### [WRITTEN EXERCISE]
Keep only the lines of the listing that include the word "color", and copy them.
## START RECORDS SHOWN
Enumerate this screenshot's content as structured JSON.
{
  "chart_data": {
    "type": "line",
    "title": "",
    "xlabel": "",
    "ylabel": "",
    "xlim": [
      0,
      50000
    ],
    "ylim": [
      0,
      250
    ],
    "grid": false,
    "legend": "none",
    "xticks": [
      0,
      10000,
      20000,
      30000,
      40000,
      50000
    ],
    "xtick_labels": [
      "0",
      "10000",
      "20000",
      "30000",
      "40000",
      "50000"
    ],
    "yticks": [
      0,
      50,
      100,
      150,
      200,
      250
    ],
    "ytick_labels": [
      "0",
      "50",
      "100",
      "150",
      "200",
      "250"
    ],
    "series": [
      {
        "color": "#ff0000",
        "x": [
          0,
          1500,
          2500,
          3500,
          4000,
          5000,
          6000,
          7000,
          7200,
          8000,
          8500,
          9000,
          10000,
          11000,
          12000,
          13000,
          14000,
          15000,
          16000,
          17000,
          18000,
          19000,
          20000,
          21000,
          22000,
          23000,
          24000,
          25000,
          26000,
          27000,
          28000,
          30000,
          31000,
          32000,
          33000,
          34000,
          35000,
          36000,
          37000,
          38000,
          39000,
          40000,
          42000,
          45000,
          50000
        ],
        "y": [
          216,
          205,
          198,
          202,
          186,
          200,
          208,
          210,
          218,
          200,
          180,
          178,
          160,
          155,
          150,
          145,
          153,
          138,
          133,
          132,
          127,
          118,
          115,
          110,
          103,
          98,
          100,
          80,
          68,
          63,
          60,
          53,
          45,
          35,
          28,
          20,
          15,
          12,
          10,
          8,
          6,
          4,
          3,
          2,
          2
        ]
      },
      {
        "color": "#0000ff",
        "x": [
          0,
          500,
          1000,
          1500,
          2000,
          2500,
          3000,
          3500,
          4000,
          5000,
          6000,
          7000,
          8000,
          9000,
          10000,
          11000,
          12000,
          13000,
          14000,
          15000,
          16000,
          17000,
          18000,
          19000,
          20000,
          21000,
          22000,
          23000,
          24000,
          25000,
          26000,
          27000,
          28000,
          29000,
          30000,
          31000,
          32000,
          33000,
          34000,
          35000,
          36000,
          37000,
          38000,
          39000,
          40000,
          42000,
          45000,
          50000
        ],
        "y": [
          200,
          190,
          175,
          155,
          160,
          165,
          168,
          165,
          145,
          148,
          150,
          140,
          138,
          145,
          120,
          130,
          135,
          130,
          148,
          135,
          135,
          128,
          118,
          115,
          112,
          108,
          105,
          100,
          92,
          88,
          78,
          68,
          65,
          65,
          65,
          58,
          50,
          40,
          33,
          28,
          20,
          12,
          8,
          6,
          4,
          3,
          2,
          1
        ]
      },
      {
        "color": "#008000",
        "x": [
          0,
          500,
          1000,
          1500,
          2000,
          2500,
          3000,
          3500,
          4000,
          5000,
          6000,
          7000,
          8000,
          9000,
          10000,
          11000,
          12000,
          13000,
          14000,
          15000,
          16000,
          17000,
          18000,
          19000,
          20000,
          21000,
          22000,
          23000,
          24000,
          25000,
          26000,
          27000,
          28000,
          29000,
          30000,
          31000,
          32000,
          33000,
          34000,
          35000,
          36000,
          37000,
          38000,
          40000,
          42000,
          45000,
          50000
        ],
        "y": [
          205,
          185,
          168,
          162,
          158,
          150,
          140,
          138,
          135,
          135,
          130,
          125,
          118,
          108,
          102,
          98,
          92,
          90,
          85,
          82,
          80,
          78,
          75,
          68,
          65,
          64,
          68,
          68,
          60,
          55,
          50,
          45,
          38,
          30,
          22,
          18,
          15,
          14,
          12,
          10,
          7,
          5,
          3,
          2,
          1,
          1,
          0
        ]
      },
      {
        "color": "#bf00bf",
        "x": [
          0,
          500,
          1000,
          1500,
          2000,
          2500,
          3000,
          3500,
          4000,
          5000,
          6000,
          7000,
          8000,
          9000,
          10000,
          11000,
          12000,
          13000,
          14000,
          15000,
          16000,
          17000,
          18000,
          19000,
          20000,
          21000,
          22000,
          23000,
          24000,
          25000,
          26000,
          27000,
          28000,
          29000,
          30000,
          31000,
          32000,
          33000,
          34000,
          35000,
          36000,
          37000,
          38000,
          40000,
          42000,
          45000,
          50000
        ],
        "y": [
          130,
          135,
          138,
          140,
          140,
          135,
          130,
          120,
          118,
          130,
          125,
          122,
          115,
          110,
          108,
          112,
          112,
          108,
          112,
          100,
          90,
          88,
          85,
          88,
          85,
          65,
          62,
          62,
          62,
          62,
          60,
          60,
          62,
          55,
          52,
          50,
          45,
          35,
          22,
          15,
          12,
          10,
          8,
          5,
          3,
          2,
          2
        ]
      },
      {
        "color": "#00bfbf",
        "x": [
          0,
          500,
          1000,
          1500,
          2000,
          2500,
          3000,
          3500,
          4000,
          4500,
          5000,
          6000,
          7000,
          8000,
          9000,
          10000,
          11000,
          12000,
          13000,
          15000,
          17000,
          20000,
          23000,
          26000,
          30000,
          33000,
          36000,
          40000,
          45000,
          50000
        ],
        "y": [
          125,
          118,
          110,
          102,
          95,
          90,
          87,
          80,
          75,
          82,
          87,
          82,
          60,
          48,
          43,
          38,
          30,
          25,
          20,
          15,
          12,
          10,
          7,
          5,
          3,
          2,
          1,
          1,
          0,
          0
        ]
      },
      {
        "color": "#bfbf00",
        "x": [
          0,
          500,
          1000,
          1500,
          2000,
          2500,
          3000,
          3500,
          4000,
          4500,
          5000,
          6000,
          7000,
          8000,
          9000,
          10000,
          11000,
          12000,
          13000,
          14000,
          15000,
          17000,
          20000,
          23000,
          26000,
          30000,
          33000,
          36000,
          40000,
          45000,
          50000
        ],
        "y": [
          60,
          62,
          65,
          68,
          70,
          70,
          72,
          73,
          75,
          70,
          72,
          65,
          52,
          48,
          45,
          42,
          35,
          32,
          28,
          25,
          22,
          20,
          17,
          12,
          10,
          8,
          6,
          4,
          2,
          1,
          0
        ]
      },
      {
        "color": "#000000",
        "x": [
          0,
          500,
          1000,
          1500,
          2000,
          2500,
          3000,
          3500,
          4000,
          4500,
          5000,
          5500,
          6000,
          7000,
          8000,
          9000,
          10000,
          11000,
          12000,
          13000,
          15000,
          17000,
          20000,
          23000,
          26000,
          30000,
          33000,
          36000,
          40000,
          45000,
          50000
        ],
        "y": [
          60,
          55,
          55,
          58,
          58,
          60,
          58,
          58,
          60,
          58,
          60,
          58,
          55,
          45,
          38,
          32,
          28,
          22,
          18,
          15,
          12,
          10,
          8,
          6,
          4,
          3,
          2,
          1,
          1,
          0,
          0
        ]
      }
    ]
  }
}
## END RECORDS SHOWN
### [RESULT OF THIS EXERCISE]
        "color": "#ff0000",
        "color": "#0000ff",
        "color": "#008000",
        "color": "#bf00bf",
        "color": "#00bfbf",
        "color": "#bfbf00",
        "color": "#000000",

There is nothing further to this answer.